■ **Task requirements**:
Scan the data for "يصلي" and copy the lines it appears in.

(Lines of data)
[start]

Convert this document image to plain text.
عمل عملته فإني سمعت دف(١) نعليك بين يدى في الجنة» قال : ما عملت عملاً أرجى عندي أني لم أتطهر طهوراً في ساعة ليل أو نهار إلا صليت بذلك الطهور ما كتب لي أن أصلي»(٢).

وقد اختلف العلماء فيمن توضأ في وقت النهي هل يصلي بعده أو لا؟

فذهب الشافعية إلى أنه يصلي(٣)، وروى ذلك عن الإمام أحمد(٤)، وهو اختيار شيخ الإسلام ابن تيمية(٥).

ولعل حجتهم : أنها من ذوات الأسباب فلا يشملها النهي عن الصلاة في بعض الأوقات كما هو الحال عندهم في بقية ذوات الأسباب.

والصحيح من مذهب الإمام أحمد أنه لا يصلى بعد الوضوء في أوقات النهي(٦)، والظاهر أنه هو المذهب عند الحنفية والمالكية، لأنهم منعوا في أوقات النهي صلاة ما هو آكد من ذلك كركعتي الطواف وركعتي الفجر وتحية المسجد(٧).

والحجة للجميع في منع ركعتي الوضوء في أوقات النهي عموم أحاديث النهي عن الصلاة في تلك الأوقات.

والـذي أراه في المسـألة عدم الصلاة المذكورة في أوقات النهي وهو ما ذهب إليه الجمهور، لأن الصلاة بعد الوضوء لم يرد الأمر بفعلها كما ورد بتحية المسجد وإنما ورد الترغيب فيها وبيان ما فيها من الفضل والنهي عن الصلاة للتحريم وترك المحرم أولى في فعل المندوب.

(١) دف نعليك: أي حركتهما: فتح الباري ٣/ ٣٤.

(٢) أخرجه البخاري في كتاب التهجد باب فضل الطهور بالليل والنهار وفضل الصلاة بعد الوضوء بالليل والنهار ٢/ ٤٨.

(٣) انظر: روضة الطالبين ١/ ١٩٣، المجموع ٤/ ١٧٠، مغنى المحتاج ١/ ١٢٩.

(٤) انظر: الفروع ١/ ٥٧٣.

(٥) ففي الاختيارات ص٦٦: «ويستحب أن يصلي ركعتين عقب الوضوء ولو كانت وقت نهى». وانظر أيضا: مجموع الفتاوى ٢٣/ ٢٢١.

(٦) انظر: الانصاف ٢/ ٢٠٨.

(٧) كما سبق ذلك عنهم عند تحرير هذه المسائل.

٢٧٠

[end]
[start]

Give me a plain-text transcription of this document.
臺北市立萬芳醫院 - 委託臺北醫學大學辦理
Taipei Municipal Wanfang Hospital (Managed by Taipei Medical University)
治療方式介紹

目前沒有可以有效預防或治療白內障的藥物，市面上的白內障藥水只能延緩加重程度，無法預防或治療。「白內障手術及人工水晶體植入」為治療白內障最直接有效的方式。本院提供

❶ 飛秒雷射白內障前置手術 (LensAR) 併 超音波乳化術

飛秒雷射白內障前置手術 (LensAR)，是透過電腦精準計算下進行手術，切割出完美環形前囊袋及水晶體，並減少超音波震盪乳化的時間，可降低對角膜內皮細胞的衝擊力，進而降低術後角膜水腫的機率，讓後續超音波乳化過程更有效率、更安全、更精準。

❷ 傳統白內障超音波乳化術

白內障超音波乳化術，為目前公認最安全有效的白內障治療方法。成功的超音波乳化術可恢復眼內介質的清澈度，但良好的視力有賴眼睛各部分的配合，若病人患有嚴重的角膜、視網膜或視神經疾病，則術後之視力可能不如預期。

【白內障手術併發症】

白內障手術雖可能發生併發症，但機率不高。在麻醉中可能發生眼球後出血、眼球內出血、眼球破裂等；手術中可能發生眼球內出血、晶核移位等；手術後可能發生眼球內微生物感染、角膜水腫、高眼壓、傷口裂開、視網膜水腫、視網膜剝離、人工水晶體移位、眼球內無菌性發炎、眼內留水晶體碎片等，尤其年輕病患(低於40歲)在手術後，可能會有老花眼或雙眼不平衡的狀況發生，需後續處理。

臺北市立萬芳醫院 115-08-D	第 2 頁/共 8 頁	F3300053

[end]

■ **Expected answer**:
وقد اختلف العلماء فيمن توضأ في وقت النهي هل يصلي بعده أو لا؟
فذهب الشافعية إلى أنه يصلي(٣)، وروى ذلك عن الإمام أحمد(٤)، وهو اختيار شيخ الإسلام ابن تيمية(٥).
(٥) ففي الاختيارات ص٦٦: «ويستحب أن يصلي ركعتين عقب الوضوء ولو كانت وقت نهى». وانظر أيضا: مجموع الفتاوى ٢٣/ ٢٢١.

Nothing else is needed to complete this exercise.